- [Dataset records]
---
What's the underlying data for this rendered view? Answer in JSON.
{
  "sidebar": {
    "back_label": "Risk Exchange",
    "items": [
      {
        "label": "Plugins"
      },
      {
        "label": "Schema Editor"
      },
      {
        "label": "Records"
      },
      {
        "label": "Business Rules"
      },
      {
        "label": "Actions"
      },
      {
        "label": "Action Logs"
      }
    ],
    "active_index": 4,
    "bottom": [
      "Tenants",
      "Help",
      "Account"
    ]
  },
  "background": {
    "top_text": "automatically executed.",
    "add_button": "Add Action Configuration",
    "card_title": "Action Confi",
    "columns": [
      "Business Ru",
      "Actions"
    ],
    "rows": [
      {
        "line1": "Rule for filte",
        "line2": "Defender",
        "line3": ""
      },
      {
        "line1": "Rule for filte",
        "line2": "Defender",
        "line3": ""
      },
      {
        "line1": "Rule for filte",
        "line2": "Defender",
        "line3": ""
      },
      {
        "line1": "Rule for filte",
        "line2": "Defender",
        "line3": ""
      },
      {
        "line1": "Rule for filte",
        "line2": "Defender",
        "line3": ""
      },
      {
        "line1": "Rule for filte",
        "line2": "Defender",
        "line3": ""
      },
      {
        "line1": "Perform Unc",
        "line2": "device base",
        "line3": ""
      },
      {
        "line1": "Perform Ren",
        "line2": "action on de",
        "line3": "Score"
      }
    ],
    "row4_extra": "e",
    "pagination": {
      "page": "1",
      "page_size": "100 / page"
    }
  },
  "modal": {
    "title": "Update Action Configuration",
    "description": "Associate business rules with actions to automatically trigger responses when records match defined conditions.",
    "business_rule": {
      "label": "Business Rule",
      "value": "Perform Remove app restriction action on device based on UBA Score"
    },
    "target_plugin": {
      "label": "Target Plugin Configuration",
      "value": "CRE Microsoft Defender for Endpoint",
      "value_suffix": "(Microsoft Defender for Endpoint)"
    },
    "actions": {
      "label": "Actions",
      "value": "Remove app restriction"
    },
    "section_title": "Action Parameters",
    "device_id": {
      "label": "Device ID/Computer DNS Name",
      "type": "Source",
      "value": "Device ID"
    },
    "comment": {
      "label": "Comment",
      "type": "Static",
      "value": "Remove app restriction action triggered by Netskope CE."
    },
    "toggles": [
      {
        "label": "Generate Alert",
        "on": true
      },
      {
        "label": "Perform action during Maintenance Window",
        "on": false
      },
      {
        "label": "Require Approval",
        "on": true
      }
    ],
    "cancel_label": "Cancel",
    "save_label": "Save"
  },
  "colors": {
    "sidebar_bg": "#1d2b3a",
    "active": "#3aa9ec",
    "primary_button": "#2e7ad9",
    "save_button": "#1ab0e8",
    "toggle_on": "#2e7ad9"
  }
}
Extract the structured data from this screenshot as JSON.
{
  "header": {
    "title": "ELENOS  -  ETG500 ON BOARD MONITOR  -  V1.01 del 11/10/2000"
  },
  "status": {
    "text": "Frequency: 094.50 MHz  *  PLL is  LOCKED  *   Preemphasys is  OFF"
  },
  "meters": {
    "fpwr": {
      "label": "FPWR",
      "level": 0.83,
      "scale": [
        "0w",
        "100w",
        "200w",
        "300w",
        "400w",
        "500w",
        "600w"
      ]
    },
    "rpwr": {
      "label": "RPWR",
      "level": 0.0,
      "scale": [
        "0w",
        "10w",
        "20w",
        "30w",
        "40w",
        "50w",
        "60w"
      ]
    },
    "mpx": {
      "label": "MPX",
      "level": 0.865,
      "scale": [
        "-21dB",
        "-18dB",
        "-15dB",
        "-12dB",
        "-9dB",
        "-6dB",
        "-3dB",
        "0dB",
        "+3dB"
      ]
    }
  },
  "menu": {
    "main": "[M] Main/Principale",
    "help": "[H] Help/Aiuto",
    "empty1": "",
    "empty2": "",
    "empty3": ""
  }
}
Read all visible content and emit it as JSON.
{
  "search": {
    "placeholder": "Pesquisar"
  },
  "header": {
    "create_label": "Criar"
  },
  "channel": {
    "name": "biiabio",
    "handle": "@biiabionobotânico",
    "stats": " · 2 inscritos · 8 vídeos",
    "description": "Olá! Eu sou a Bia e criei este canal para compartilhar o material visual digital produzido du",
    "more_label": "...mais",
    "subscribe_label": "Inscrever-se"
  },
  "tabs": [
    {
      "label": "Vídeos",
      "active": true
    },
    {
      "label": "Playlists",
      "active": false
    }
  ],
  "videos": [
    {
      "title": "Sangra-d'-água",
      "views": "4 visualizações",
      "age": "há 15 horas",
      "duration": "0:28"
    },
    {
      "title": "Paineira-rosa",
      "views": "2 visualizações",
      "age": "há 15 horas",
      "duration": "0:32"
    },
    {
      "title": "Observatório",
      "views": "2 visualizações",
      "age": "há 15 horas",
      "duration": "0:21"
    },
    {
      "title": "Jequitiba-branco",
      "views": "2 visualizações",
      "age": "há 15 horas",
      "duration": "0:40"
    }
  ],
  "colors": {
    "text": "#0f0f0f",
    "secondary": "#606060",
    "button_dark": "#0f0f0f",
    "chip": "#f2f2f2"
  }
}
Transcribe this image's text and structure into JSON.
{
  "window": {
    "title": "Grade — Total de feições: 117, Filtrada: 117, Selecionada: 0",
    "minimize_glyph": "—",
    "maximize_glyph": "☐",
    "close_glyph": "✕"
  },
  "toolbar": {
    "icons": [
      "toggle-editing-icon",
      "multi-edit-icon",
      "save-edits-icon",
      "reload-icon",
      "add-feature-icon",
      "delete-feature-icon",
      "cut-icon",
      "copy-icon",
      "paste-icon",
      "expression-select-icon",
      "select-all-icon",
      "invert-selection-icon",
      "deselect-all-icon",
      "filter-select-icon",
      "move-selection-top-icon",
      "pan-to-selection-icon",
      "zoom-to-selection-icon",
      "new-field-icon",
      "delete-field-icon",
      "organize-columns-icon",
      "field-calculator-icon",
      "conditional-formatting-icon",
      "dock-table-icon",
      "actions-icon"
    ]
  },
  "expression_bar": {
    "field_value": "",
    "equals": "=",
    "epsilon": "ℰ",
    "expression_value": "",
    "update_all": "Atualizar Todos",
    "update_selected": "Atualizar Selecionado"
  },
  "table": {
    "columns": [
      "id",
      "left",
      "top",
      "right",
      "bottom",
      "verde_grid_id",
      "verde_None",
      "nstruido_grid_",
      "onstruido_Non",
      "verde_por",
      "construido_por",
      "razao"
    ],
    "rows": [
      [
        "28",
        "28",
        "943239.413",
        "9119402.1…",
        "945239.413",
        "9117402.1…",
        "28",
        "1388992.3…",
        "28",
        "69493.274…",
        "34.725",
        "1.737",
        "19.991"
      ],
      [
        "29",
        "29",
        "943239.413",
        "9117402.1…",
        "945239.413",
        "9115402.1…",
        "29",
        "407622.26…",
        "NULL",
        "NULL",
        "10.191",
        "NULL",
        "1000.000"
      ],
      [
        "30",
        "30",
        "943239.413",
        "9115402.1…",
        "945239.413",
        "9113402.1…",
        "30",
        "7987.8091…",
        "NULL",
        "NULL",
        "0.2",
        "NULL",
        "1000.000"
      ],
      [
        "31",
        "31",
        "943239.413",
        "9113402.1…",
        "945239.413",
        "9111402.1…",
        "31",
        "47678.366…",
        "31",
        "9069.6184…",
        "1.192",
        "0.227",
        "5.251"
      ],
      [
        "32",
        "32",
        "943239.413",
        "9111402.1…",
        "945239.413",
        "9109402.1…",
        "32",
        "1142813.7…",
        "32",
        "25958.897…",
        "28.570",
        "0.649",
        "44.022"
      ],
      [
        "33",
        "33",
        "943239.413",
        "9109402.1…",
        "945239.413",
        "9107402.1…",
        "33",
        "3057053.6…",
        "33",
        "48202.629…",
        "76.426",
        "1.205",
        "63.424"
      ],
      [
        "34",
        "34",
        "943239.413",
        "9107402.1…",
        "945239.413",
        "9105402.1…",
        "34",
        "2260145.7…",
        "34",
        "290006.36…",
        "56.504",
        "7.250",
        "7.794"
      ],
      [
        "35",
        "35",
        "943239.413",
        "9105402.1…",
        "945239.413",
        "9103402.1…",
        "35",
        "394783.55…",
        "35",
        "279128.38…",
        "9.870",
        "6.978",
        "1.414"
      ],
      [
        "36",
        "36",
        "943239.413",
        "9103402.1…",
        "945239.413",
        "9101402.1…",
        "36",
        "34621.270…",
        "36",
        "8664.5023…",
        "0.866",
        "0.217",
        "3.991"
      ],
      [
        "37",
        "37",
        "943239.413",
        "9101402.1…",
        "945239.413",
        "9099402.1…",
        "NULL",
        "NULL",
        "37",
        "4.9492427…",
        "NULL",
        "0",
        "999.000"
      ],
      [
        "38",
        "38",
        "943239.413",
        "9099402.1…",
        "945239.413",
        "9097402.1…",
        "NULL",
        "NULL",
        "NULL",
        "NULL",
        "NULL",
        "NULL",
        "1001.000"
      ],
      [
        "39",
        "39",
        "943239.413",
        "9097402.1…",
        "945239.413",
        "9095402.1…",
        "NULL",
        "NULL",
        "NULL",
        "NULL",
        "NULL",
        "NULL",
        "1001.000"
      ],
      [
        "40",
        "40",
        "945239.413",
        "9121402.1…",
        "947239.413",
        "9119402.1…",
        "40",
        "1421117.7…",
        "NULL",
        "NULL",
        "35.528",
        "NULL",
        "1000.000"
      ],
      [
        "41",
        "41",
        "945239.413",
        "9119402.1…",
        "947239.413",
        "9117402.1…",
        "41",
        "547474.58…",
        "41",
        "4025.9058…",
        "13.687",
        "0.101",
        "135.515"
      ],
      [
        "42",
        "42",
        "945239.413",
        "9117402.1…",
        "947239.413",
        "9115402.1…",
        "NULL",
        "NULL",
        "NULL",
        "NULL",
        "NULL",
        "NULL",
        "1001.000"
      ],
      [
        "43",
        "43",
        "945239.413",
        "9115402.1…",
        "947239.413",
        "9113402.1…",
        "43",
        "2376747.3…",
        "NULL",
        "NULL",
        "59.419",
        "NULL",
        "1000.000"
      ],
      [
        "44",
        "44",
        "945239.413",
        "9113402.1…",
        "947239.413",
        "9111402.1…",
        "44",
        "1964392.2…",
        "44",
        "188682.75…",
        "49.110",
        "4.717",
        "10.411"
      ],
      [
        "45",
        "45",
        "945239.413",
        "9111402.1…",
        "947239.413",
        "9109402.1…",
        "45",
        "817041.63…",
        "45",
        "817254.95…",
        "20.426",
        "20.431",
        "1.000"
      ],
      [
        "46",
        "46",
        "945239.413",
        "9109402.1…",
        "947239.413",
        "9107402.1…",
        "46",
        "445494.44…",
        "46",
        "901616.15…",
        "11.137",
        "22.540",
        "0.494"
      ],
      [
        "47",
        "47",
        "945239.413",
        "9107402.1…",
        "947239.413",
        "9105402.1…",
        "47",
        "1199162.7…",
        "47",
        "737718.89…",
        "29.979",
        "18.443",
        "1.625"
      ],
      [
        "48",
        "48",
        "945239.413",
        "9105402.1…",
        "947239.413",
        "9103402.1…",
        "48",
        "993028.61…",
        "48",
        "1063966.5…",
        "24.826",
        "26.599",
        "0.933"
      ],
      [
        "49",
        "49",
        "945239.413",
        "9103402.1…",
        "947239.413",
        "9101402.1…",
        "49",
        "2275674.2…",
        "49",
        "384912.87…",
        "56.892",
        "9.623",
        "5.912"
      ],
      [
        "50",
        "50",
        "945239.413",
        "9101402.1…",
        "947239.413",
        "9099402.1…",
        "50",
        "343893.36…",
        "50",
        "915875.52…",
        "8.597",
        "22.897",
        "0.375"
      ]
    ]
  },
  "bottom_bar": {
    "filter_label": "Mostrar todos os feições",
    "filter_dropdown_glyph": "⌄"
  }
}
---
- [THE EXERCISE]
Wherever "automatically" shows up in a line, copy that line.

- [CORRECT ANSWER]
    "top_text": "automatically executed.",
    "description": "Associate business rules with actions to automatically trigger responses when records match defined conditions.",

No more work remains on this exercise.